Document text ->
[Start of section]
Member of the Supreme Council
- Incumbent
- Assumed office 29 December 2021
- Constituency: Nationwide constituency

Chairman of the Ata-Jurt Kyrgyzstan
- Incumbent
- Assumed office 28 February 2021
- Preceded by: Zamirbek Esenamanov [ky]

Personal details
- Born: 8 November 1980 (age 45) --> Jalal-Abad, Kirghiz SSR, Soviet Union (now Manas, Kyrgyzstan
- Party: Ata-Zhurt (until 2021) Ata-Jurt Kyrgyzstan (since 2021)
- Other political affiliations: Mekenchil (2020)
- Alma mater: Kyrgyz State Medical Academy University of Economy and Enterprise
- Profession: Medical professional

= Aibek Matkerimov =

Kyrgyz politician (born 1980)

Aibek Turatalievich Matkerimov (Айбек Тураталиевич Маткеримов; 8 November 1980) is a Kyrgyz politician and medical professional who is leader of the Ata-Jurt Kyrgyzstan party. He is currently a member of the Supreme Council of the VII convocation since 2021.

== Biography ==
Matkerimov was born in the city of Jalal-abad (now Manas) in 1980. He graduated from the Kyrgyz State Medical Academy in 2005 and later from the Kantoro Toktomamatov University of Economy and Enterprise in 2023. He began his professional career at the Postgraduate Medical Education Center in Osh as a clinical resident in 2007. From 2007 to 2011, he worked as an obstetrician-gynecologist at the city branch of the territorial hospital in Osh. He also taught at the Medical College of Osh State University from 2007 to 2012 and later at its Faculty of Medicine from 2012 to 2014.

From 2011 to 2014, Matkerimov worked at the City Hospital of Osh, serving as head of the maternity department and later as deputy chief physician. From 2014 to 2015, he was an obstetrician-gynecologist at the Jalal-Abad Regional Maternity Hospital. In 2015, he became head of the maternity department at the Suzak Territorial Hospital named after S. Zholdoshev. Between 2019 and 2020, he served as coordinator of the maternity department for Jalal-Abad Region.

=== Political career ===
Matkerimov entered politics in 2016, being elected as a deputy of the Barpi Ayil Kenesh from the Ata-Zhurt party.
[End of section]
(Structured page parsing data)
[Start of section]
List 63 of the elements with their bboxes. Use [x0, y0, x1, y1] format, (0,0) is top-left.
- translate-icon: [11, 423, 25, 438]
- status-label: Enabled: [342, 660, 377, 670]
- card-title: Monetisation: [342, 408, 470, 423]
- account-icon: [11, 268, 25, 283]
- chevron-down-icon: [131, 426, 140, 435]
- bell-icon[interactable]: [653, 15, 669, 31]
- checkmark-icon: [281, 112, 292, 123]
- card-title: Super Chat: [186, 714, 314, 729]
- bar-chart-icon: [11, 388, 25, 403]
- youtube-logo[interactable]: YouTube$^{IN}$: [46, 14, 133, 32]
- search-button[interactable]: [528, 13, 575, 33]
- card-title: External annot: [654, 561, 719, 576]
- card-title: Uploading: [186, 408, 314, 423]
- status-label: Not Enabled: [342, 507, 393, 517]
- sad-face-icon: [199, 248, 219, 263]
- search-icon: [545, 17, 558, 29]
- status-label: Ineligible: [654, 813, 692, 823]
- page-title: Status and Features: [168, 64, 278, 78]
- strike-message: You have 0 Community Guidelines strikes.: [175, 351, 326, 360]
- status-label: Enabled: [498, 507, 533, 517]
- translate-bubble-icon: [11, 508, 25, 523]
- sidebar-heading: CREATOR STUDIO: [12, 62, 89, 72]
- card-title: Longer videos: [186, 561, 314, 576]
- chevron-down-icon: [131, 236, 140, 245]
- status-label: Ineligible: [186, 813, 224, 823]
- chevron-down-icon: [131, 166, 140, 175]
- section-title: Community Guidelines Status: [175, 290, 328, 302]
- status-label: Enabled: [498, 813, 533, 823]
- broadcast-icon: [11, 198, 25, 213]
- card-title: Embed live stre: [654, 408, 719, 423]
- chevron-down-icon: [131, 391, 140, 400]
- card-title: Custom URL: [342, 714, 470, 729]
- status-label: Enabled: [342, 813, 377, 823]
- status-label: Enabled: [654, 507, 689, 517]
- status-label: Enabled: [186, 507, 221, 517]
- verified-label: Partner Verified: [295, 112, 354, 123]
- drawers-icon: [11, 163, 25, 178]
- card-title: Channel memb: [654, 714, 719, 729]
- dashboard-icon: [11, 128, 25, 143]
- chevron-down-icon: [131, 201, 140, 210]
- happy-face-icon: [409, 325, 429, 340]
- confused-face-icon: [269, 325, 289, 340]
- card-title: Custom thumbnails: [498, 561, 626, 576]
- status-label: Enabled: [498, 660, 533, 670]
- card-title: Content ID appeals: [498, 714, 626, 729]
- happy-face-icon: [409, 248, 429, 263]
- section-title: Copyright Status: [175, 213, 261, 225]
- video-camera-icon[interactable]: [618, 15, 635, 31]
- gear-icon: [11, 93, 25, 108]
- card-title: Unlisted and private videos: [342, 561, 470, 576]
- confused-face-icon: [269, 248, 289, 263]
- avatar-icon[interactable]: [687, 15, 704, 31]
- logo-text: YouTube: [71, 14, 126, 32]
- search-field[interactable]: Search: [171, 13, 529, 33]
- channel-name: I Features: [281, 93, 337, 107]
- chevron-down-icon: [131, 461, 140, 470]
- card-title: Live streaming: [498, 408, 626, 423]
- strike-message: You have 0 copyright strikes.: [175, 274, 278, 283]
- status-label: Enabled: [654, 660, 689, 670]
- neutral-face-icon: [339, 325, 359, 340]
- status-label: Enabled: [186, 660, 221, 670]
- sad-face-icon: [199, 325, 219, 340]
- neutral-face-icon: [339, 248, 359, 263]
[End of section]
Problem set ->
- A) According to the article on Aibek Matkerimov, in what year did he graduate from the Kyrgyz State Medical Academy?
- B) Repeat the part of the article on Aibek Matkerimov starting with "From 2011 to" and going on through "for Jalal-Abad Region.".
The items have no role in this work.

Task solutions ->
- A) 2005

- B)
From 2011 to 2014, Matkerimov worked at the City Hospital of Osh, serving as head of the maternity department and later as deputy chief physician. From 2014 to 2015, he was an obstetrician-gynecologist at the Jalal-Abad Regional Maternity Hospital. In 2015, he became head of the maternity department at the Suzak Territorial Hospital named after S. Zholdoshev. Between 2019 and 2020, he served as coordinator of the maternity department for Jalal-Abad Region.